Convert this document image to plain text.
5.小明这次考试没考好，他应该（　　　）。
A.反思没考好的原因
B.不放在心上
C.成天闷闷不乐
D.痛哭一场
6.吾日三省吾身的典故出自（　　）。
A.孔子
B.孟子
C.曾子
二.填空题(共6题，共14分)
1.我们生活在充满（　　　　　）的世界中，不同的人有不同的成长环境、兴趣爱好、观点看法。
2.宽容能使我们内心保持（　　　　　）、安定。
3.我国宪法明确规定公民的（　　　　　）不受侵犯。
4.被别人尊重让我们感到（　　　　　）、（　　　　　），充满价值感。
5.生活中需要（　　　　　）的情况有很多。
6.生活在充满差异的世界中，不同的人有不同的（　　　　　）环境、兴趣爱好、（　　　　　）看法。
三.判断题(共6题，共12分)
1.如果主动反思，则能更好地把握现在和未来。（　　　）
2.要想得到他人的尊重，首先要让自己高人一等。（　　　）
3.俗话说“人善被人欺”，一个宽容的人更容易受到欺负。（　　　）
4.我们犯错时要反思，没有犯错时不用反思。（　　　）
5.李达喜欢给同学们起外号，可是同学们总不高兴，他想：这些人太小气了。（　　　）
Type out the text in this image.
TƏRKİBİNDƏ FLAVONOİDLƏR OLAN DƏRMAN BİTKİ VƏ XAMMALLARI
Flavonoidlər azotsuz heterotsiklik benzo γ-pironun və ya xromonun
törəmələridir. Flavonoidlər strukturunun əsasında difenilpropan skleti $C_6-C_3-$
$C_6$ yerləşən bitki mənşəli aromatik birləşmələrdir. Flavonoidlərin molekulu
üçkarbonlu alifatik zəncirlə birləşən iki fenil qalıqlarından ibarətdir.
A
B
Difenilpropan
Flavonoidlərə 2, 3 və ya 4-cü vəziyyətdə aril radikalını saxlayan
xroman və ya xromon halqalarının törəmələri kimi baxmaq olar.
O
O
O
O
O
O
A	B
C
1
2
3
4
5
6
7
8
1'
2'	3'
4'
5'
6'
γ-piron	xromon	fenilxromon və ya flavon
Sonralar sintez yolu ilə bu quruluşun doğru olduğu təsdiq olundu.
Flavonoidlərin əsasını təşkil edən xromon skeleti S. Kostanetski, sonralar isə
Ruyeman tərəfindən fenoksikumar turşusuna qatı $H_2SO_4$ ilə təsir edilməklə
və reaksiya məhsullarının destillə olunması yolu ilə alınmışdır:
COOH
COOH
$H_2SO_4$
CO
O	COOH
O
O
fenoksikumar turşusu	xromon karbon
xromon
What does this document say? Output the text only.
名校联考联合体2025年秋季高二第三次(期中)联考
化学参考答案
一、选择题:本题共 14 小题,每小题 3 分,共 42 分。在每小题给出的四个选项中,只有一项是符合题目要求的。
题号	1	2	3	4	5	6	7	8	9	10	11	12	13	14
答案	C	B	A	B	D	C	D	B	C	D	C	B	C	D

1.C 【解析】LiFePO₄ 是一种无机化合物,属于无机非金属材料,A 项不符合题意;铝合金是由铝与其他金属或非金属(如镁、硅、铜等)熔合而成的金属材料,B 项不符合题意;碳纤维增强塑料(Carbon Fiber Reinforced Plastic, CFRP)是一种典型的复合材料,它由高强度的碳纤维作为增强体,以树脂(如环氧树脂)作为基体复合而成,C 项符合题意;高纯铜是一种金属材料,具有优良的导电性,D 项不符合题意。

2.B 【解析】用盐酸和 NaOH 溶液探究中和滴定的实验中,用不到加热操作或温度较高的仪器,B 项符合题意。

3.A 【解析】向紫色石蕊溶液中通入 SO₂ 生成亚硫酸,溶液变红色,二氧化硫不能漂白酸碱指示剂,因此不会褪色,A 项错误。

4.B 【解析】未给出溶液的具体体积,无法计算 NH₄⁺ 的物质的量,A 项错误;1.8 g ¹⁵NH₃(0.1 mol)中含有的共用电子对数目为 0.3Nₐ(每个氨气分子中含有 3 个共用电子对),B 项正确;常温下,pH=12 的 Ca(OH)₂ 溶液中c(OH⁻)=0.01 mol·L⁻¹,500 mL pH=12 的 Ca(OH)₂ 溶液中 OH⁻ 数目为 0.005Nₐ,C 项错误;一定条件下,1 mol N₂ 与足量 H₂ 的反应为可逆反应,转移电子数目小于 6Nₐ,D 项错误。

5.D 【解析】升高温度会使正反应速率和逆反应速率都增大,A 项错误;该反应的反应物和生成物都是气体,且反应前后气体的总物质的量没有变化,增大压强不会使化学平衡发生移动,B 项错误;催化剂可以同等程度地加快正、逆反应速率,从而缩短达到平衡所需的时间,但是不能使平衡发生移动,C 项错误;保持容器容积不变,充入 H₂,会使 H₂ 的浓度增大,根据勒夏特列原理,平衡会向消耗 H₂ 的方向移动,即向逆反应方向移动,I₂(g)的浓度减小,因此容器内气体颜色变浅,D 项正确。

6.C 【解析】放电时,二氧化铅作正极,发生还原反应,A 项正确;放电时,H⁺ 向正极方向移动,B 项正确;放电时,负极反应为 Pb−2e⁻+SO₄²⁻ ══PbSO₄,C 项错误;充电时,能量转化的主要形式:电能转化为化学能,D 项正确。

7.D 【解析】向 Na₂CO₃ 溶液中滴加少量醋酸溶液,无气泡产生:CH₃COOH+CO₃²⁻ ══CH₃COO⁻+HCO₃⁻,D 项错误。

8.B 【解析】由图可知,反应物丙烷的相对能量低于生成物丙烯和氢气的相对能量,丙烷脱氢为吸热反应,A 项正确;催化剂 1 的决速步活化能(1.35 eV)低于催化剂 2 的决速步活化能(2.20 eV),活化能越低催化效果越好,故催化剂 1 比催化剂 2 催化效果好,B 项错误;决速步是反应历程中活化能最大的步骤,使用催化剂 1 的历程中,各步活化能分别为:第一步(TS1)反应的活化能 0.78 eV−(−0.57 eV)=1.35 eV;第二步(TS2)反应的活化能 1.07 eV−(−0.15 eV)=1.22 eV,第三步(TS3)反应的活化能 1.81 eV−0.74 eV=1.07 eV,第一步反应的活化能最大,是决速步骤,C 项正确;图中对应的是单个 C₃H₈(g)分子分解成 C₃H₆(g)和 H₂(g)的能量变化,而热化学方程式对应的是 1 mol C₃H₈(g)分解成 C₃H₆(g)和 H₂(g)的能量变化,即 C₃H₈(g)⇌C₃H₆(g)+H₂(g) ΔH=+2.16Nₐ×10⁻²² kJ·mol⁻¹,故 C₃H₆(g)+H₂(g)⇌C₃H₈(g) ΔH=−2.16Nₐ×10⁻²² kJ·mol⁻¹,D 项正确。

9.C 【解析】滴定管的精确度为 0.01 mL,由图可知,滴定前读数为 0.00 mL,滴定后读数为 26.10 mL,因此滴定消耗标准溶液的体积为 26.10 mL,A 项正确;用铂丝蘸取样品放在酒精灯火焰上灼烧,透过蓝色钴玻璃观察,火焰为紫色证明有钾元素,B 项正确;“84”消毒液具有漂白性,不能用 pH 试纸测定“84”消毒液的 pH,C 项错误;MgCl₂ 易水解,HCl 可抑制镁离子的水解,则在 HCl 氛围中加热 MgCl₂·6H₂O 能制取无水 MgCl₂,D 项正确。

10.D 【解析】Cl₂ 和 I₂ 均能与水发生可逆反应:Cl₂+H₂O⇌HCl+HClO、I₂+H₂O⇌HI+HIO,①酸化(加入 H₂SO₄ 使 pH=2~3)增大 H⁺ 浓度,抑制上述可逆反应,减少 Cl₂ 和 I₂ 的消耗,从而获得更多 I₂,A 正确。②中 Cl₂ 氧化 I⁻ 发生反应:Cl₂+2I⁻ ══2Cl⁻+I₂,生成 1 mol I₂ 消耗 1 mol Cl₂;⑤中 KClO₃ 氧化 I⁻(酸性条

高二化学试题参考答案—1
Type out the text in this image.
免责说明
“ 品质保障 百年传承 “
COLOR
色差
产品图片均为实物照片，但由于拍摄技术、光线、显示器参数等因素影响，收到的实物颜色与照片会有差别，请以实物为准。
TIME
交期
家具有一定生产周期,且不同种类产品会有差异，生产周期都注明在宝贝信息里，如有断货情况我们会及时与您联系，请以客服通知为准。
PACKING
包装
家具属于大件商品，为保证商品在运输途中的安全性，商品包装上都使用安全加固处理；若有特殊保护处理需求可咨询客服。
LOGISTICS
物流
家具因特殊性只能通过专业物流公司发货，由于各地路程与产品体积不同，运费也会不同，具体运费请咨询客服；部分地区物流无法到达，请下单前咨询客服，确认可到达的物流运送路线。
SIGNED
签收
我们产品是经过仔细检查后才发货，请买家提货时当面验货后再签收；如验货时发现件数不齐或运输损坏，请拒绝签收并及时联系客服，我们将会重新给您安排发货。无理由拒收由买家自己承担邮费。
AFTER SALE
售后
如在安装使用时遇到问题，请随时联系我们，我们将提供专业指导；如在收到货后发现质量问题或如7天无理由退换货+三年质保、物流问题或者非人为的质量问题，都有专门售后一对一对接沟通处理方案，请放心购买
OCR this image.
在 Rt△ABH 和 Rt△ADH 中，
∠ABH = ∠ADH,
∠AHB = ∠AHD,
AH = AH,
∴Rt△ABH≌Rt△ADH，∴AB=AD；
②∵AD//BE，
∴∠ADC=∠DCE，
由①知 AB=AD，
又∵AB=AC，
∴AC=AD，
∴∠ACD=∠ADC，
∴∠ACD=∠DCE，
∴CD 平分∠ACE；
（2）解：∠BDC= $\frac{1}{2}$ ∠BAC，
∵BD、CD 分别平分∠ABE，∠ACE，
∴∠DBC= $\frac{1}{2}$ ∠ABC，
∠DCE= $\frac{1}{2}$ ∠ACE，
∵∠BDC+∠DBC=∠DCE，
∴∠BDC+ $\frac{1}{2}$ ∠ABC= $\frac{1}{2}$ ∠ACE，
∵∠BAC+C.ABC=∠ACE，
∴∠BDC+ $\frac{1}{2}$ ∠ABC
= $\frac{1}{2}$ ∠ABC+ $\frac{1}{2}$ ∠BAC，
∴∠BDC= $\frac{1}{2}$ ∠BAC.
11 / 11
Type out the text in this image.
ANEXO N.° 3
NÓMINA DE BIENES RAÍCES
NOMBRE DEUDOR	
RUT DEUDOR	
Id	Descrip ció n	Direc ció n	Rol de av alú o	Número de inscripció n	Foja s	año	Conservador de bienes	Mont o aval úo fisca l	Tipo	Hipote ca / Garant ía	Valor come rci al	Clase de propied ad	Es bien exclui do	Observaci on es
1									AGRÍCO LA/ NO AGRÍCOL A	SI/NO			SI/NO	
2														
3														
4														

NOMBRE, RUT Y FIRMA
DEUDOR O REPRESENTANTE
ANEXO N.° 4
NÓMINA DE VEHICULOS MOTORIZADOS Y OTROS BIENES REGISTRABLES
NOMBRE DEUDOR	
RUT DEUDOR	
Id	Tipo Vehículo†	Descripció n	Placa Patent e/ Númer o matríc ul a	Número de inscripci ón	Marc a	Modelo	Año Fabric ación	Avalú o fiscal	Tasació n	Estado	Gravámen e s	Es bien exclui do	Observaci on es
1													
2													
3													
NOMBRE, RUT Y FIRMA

---

Find the word "Observaci" in the data and copy out each line where it turns up.

→ **Output of the exercise**
Id	Descrip ció n	Direc ció n	Rol de av alú o	Número de inscripció n	Foja s	año	Conservador de bienes	Mont o aval úo fisca l	Tipo	Hipote ca / Garant ía	Valor come rci al	Clase de propied ad	Es bien exclui do	Observaci on es
Id	Tipo Vehículo†	Descripció n	Placa Patent e/ Númer o matríc ul a	Número de inscripci ón	Marc a	Modelo	Año Fabric ación	Avalú o fiscal	Tasació n	Estado	Gravámen e s	Es bien exclui do	Observaci on es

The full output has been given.